WHAT THIS TASK INVOLVES: Set down each record below precisely, skipping the pictures.

DATA SUPPLIED:
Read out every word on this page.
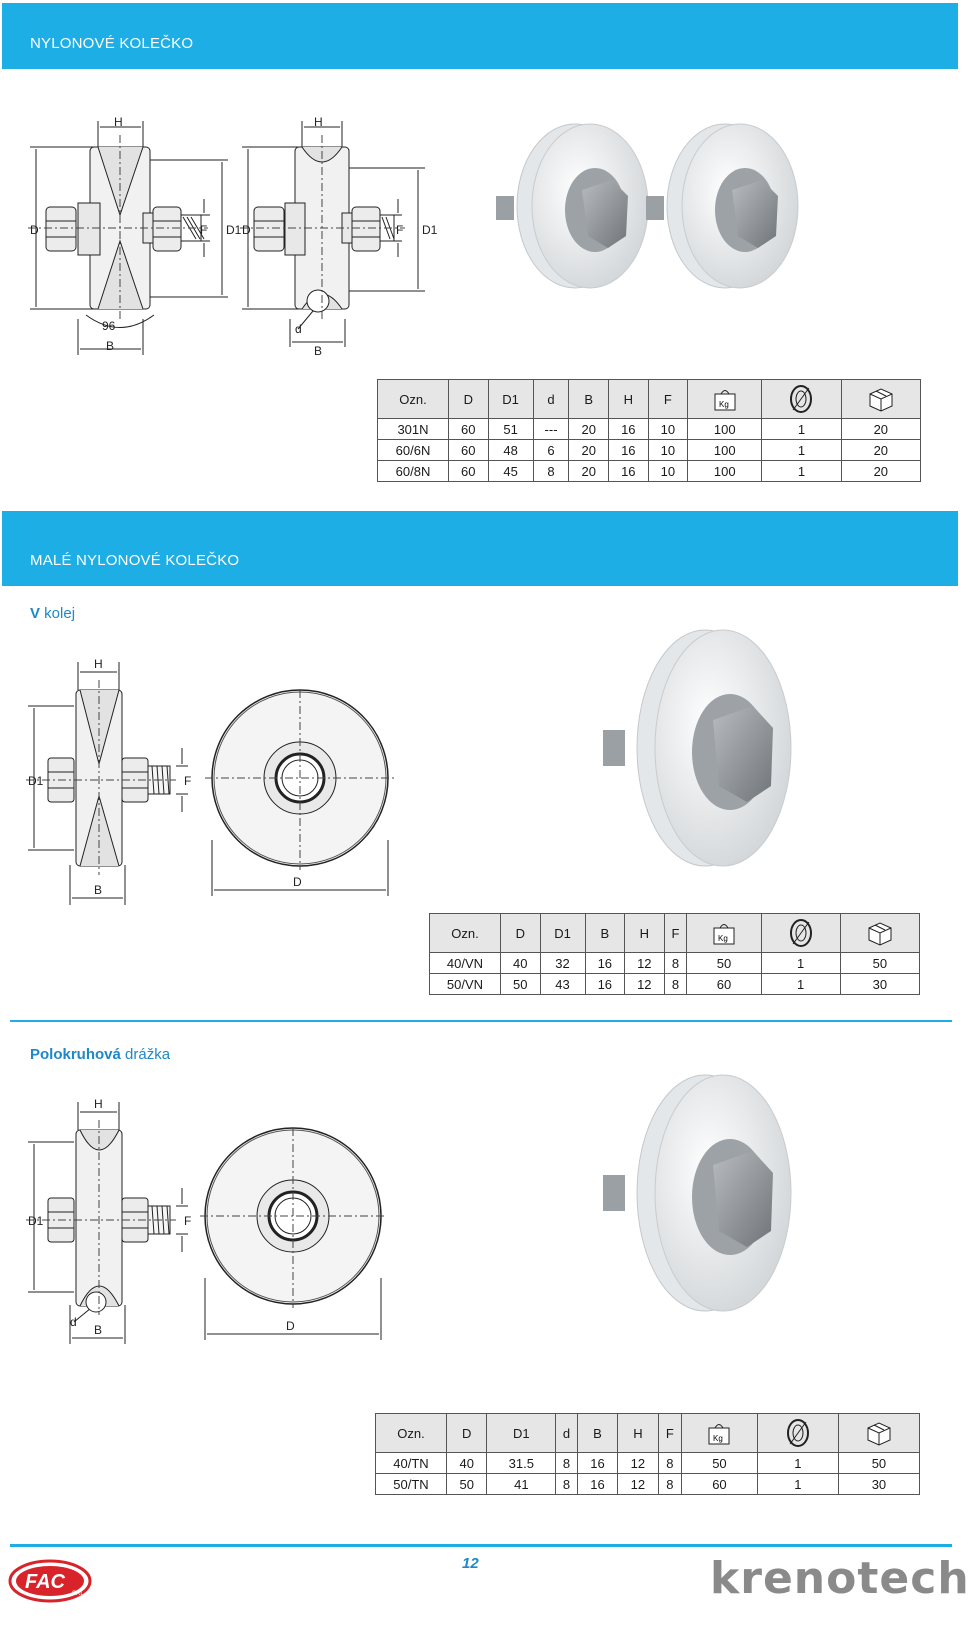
NYLONOVÉ KOLEČKO
H
D	D1
F
96
B
H
D	D1
F
d
B
Ozn.	D	D1	d	B	H	F	Kg

301N	60	51	---	20	16	10	100	1	20
60/6N	60	48	6	20	16	10	100	1	20
60/8N	60	45	8	20	16	10	100	1	20
MALÉ NYLONOVÉ KOLEČKO
V kolej
H
D1	F
B
D
Ozn.	D	D1	B	H	F	Kg

40/VN	40	32	16	12	8	50	1	50
50/VN	50	43	16	12	8	60	1	30
Polokruhová drážka
H
D1	F
d
B	D
Ozn.	D	D1	d	B	H	F	Kg

40/TN	40	31.5	8	16	12	8	50	1	50
50/TN	50	41	8	16	12	8	60	1	30
12
FAC
SRL	krenotech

SOLUTION TO THIS PROBLEM:
Read out every word on this page.
NYLONOVÉ KOLEČKO
H
D	D1
F
96
B
H
D	D1
F
d
B
Ozn.	D	D1	d	B	H	F	Kg

301N	60	51	---	20	16	10	100	1	20
60/6N	60	48	6	20	16	10	100	1	20
60/8N	60	45	8	20	16	10	100	1	20
MALÉ NYLONOVÉ KOLEČKO
V kolej
H
D1	F
B
D
Ozn.	D	D1	B	H	F	Kg

40/VN	40	32	16	12	8	50	1	50
50/VN	50	43	16	12	8	60	1	30
Polokruhová drážka
H
D1	F
d
B	D
Ozn.	D	D1	d	B	H	F	Kg

40/TN	40	31.5	8	16	12	8	50	1	50
50/TN	50	41	8	16	12	8	60	1	30
12
FAC
SRL	krenotech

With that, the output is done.